======== Exercise inputs ========
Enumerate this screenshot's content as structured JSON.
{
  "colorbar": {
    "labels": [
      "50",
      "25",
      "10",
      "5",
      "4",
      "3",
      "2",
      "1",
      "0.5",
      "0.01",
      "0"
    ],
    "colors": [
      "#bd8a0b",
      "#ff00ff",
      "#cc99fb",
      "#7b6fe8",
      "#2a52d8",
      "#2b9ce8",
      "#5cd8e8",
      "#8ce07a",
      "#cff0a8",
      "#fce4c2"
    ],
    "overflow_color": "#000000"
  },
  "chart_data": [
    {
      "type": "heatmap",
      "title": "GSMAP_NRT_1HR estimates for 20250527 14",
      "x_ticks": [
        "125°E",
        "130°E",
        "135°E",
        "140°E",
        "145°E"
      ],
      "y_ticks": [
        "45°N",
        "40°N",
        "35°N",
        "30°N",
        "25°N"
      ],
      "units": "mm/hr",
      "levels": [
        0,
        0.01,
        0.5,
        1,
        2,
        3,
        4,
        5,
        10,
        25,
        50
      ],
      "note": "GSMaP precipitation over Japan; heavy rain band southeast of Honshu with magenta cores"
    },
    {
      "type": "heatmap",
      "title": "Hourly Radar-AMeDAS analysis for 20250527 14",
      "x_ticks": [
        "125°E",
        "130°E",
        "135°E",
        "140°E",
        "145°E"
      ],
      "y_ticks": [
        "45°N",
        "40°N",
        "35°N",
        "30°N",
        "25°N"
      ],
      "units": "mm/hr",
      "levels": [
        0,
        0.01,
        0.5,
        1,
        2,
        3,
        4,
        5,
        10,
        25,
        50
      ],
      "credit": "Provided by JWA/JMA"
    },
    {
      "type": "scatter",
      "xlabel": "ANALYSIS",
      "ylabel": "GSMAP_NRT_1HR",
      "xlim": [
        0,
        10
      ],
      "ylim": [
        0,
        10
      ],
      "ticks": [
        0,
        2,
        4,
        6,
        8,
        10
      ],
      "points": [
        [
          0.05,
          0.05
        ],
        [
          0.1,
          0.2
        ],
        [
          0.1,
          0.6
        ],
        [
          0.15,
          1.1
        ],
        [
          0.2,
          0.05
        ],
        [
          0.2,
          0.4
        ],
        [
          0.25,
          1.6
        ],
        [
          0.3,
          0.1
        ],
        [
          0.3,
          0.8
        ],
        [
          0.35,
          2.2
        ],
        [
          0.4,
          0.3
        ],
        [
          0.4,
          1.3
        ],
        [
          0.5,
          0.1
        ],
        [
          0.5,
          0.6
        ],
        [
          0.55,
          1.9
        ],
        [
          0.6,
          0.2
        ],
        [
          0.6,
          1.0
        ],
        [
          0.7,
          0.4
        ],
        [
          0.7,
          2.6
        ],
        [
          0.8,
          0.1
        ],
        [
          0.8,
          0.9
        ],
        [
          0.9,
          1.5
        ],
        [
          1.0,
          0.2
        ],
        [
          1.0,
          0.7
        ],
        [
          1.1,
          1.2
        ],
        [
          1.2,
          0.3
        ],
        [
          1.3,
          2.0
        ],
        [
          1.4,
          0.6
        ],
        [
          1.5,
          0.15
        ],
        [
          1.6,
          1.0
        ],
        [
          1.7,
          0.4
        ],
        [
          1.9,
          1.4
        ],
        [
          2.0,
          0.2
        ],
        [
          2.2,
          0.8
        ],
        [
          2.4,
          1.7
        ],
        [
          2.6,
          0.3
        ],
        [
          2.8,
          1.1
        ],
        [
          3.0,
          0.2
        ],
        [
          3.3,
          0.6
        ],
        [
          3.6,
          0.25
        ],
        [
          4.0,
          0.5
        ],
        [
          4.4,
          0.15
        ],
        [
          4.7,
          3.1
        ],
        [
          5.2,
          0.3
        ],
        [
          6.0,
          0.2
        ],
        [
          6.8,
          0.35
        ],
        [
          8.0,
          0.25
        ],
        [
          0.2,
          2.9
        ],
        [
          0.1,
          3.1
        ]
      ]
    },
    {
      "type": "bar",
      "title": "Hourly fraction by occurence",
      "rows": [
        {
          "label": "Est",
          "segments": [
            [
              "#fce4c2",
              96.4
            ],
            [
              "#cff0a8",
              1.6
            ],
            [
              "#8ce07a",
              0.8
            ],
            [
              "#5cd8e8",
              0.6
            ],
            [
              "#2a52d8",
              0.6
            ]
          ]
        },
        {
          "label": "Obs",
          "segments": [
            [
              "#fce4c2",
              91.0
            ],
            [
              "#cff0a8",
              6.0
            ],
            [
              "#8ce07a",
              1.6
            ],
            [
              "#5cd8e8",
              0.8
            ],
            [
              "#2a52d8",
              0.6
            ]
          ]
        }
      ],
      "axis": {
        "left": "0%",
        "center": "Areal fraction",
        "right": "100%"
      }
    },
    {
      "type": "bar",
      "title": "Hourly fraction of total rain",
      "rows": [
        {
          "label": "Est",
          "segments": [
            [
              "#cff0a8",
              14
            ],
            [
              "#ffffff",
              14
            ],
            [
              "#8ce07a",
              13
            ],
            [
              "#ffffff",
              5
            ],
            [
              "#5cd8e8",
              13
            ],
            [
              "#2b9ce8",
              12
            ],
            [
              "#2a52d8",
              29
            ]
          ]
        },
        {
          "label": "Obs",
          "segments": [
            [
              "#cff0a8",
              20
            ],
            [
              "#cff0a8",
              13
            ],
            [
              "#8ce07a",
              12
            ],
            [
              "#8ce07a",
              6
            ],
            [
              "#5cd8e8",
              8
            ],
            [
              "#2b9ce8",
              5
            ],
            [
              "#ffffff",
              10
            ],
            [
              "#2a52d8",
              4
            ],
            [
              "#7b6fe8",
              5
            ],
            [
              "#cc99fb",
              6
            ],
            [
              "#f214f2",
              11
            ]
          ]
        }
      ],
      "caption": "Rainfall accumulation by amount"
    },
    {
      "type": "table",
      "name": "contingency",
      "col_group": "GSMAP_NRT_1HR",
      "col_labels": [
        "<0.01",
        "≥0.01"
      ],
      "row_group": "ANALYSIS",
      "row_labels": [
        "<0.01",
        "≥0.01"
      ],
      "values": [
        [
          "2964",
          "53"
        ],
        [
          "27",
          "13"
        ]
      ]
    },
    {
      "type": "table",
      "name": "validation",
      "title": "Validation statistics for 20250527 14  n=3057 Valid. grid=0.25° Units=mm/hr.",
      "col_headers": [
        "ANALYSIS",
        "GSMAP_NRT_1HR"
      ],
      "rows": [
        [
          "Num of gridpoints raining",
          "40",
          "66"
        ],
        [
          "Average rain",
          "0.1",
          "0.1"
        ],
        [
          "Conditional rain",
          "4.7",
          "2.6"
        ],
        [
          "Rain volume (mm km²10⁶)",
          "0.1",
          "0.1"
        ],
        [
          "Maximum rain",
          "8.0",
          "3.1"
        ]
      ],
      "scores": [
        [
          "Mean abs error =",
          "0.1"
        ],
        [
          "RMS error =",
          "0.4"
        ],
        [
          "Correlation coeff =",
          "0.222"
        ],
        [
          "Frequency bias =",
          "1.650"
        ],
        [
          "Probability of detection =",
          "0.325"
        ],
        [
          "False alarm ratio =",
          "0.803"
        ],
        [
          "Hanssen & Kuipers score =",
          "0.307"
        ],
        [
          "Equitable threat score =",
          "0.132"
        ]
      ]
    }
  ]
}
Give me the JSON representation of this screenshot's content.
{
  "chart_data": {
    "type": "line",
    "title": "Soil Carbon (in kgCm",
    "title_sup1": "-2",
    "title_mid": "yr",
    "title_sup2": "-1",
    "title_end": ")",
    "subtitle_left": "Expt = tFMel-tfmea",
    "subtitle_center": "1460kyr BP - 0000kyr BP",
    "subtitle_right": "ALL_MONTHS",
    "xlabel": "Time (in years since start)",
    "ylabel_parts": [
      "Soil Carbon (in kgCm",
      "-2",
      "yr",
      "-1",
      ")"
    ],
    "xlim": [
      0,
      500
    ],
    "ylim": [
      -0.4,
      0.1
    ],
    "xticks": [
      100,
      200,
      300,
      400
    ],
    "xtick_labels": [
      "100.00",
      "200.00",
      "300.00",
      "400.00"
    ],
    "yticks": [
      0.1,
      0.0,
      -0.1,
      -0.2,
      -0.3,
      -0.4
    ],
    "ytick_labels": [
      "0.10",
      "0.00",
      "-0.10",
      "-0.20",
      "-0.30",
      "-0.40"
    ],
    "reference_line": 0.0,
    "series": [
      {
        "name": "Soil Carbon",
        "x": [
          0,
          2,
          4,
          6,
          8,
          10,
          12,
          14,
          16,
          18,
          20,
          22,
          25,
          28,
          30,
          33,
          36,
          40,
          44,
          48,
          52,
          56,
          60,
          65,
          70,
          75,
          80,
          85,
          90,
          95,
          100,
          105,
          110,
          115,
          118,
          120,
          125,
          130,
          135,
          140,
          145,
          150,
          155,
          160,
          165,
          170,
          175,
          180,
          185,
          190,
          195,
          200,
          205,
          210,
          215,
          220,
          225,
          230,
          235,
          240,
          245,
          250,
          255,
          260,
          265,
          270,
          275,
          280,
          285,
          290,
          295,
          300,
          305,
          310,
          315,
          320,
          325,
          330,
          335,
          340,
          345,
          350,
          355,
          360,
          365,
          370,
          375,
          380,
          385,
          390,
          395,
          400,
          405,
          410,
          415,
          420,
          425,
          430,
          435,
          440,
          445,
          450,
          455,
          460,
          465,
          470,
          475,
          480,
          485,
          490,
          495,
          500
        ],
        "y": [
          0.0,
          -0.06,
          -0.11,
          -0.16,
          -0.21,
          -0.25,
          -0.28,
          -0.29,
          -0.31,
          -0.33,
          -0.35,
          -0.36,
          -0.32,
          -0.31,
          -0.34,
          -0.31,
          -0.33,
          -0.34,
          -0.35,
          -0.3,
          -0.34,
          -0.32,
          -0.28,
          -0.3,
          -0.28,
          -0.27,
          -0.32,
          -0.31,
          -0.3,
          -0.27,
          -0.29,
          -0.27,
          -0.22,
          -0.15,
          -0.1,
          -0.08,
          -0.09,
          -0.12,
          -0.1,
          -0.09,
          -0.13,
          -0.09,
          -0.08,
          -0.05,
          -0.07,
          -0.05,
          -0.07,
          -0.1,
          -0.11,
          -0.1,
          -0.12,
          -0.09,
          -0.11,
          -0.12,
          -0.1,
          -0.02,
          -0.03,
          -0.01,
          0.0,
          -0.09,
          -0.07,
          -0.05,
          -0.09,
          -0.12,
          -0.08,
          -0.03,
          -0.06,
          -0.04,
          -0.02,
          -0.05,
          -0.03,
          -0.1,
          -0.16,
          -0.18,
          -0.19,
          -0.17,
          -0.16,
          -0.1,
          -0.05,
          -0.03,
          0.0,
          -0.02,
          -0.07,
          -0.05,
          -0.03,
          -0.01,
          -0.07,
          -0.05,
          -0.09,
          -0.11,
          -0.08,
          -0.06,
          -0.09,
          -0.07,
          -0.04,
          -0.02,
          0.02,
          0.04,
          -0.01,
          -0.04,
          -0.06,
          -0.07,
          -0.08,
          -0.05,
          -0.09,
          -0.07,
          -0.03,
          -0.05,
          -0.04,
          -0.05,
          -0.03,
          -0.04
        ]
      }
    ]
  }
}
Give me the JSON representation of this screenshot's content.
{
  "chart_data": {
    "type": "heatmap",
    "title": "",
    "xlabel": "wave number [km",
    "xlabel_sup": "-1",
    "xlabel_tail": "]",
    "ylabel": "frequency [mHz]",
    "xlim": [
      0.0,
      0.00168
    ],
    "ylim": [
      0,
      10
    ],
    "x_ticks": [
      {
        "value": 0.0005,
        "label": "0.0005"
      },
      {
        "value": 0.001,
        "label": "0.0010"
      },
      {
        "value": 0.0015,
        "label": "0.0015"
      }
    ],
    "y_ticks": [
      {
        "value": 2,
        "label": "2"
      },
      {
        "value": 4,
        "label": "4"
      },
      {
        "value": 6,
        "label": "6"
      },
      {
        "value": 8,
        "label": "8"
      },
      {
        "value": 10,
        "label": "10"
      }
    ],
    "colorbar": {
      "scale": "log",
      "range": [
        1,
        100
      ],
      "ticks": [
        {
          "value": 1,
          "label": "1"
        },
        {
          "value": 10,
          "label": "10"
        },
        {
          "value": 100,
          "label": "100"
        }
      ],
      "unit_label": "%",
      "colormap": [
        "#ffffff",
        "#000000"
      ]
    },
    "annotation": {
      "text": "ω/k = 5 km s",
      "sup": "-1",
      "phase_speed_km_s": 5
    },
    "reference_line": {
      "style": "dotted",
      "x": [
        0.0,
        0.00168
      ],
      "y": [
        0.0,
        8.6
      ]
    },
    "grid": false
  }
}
========
> Set task
Return a copy of every line that includes the word "Hourly".

> Task solution
      "title": "Hourly Radar-AMeDAS analysis for 20250527 14",
      "title": "Hourly fraction by occurence",
      "title": "Hourly fraction of total rain",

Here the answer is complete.